-- start of Record set --

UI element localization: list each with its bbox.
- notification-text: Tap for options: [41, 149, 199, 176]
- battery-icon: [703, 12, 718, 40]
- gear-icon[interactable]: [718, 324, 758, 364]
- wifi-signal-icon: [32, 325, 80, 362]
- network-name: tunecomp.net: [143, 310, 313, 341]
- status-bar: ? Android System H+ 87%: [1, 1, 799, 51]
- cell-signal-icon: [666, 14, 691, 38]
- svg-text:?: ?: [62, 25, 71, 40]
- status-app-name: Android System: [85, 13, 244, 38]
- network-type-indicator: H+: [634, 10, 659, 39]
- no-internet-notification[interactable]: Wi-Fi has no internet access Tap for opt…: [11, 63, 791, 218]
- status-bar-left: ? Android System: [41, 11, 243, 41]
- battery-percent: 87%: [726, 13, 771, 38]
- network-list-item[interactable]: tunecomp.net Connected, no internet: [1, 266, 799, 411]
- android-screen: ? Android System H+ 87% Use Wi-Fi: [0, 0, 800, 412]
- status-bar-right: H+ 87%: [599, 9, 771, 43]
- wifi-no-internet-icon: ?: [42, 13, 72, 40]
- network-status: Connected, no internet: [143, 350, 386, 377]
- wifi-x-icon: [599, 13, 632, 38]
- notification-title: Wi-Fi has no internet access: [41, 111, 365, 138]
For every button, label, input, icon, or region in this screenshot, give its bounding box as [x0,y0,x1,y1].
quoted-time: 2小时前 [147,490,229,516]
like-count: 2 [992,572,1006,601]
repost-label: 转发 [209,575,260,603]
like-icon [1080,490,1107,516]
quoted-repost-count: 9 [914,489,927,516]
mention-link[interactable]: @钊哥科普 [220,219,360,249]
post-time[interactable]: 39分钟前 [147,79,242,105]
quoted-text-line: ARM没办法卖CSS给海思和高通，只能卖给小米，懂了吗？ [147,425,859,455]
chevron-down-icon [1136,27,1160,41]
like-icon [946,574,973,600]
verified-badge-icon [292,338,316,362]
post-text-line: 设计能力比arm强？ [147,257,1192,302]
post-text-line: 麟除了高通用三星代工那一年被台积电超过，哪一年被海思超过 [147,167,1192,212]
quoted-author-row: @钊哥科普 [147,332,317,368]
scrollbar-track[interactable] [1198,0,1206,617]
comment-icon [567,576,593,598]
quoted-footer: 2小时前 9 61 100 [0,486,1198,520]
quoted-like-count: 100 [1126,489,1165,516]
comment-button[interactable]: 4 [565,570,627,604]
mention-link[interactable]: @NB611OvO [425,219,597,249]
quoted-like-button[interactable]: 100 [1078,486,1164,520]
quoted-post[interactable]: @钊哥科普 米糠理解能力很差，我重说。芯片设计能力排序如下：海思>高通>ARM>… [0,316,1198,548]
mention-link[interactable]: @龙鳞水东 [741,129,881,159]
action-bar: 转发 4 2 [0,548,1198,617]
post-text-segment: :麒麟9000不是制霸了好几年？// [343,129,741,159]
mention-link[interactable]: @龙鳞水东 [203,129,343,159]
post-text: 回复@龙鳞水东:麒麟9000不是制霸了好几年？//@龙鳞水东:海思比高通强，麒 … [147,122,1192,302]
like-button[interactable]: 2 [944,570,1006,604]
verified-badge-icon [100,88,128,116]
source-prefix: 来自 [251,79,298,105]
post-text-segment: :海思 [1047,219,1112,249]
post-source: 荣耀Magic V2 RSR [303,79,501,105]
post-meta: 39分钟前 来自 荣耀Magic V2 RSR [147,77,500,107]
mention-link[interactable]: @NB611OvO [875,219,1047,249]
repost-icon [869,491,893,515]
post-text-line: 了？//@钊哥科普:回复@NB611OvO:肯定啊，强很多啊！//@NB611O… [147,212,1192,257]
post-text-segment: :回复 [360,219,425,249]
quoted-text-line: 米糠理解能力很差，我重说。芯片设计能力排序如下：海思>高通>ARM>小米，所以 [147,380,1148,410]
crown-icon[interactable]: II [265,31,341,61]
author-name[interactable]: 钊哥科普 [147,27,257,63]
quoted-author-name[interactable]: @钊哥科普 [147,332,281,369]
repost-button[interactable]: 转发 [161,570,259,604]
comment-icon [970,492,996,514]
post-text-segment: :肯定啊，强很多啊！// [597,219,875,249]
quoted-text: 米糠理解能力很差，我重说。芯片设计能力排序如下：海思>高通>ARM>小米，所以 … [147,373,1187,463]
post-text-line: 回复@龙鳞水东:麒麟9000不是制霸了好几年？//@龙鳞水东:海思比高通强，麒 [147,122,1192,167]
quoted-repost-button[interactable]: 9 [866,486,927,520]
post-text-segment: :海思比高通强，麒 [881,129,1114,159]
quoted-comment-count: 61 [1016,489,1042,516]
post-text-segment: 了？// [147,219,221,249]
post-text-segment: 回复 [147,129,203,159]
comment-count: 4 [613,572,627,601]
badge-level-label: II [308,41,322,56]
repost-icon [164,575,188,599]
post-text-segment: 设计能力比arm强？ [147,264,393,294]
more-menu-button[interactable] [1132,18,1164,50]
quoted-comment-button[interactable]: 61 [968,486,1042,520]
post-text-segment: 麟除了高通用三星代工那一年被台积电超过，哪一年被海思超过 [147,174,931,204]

-- end of Record set --

Copy the listing above word for word, every line in its original order, with no changes.

UI element localization: list each with its bbox.
- notification-text: Tap for options: [41, 149, 199, 176]
- battery-icon: [703, 12, 718, 40]
- gear-icon[interactable]: [718, 324, 758, 364]
- wifi-signal-icon: [32, 325, 80, 362]
- network-name: tunecomp.net: [143, 310, 313, 341]
- status-bar: ? Android System H+ 87%: [1, 1, 799, 51]
- cell-signal-icon: [666, 14, 691, 38]
- svg-text:?: ?: [62, 25, 71, 40]
- status-app-name: Android System: [85, 13, 244, 38]
- network-type-indicator: H+: [634, 10, 659, 39]
- no-internet-notification[interactable]: Wi-Fi has no internet access Tap for opt…: [11, 63, 791, 218]
- status-bar-left: ? Android System: [41, 11, 243, 41]
- battery-percent: 87%: [726, 13, 771, 38]
- network-list-item[interactable]: tunecomp.net Connected, no internet: [1, 266, 799, 411]
- android-screen: ? Android System H+ 87% Use Wi-Fi: [0, 0, 800, 412]
- status-bar-right: H+ 87%: [599, 9, 771, 43]
- wifi-no-internet-icon: ?: [42, 13, 72, 40]
- network-status: Connected, no internet: [143, 350, 386, 377]
- wifi-x-icon: [599, 13, 632, 38]
- notification-title: Wi-Fi has no internet access: [41, 111, 365, 138]
For every button, label, input, icon, or region in this screenshot, give its bounding box as [x0,y0,x1,y1].
quoted-time: 2小时前 [147,490,229,516]
like-count: 2 [992,572,1006,601]
repost-label: 转发 [209,575,260,603]
like-icon [1080,490,1107,516]
quoted-repost-count: 9 [914,489,927,516]
mention-link[interactable]: @钊哥科普 [220,219,360,249]
post-time[interactable]: 39分钟前 [147,79,242,105]
quoted-text-line: ARM没办法卖CSS给海思和高通，只能卖给小米，懂了吗？ [147,425,859,455]
chevron-down-icon [1136,27,1160,41]
like-icon [946,574,973,600]
verified-badge-icon [292,338,316,362]
post-text-line: 设计能力比arm强？ [147,257,1192,302]
post-text-line: 麟除了高通用三星代工那一年被台积电超过，哪一年被海思超过 [147,167,1192,212]
quoted-author-row: @钊哥科普 [147,332,317,368]
scrollbar-track[interactable] [1198,0,1206,617]
comment-icon [567,576,593,598]
quoted-footer: 2小时前 9 61 100 [0,486,1198,520]
quoted-like-count: 100 [1126,489,1165,516]
comment-button[interactable]: 4 [565,570,627,604]
mention-link[interactable]: @NB611OvO [425,219,597,249]
quoted-like-button[interactable]: 100 [1078,486,1164,520]
quoted-post[interactable]: @钊哥科普 米糠理解能力很差，我重说。芯片设计能力排序如下：海思>高通>ARM>… [0,316,1198,548]
mention-link[interactable]: @龙鳞水东 [741,129,881,159]
action-bar: 转发 4 2 [0,548,1198,617]
post-text-segment: :麒麟9000不是制霸了好几年？// [343,129,741,159]
mention-link[interactable]: @龙鳞水东 [203,129,343,159]
post-text: 回复@龙鳞水东:麒麟9000不是制霸了好几年？//@龙鳞水东:海思比高通强，麒 … [147,122,1192,302]
like-button[interactable]: 2 [944,570,1006,604]
verified-badge-icon [100,88,128,116]
source-prefix: 来自 [251,79,298,105]
post-text-segment: :海思 [1047,219,1112,249]
post-source: 荣耀Magic V2 RSR [303,79,501,105]
post-meta: 39分钟前 来自 荣耀Magic V2 RSR [147,77,500,107]
mention-link[interactable]: @NB611OvO [875,219,1047,249]
repost-icon [869,491,893,515]
post-text-line: 了？//@钊哥科普:回复@NB611OvO:肯定啊，强很多啊！//@NB611O… [147,212,1192,257]
post-text-segment: :回复 [360,219,425,249]
quoted-text-line: 米糠理解能力很差，我重说。芯片设计能力排序如下：海思>高通>ARM>小米，所以 [147,380,1148,410]
crown-icon[interactable]: II [265,31,341,61]
author-name[interactable]: 钊哥科普 [147,27,257,63]
quoted-author-name[interactable]: @钊哥科普 [147,332,281,369]
repost-button[interactable]: 转发 [161,570,259,604]
comment-icon [970,492,996,514]
post-text-segment: :肯定啊，强很多啊！// [597,219,875,249]
quoted-text: 米糠理解能力很差，我重说。芯片设计能力排序如下：海思>高通>ARM>小米，所以 … [147,373,1187,463]
post-text-line: 回复@龙鳞水东:麒麟9000不是制霸了好几年？//@龙鳞水东:海思比高通强，麒 [147,122,1192,167]
quoted-repost-button[interactable]: 9 [866,486,927,520]
post-text-segment: :海思比高通强，麒 [881,129,1114,159]
quoted-comment-count: 61 [1016,489,1042,516]
post-text-segment: 了？// [147,219,221,249]
post-text-segment: 回复 [147,129,203,159]
comment-count: 4 [613,572,627,601]
badge-level-label: II [308,41,322,56]
repost-icon [164,575,188,599]
post-text-segment: 设计能力比arm强？ [147,264,393,294]
more-menu-button[interactable] [1132,18,1164,50]
quoted-comment-button[interactable]: 61 [968,486,1042,520]
post-text-segment: 麟除了高通用三星代工那一年被台积电超过，哪一年被海思超过 [147,174,931,204]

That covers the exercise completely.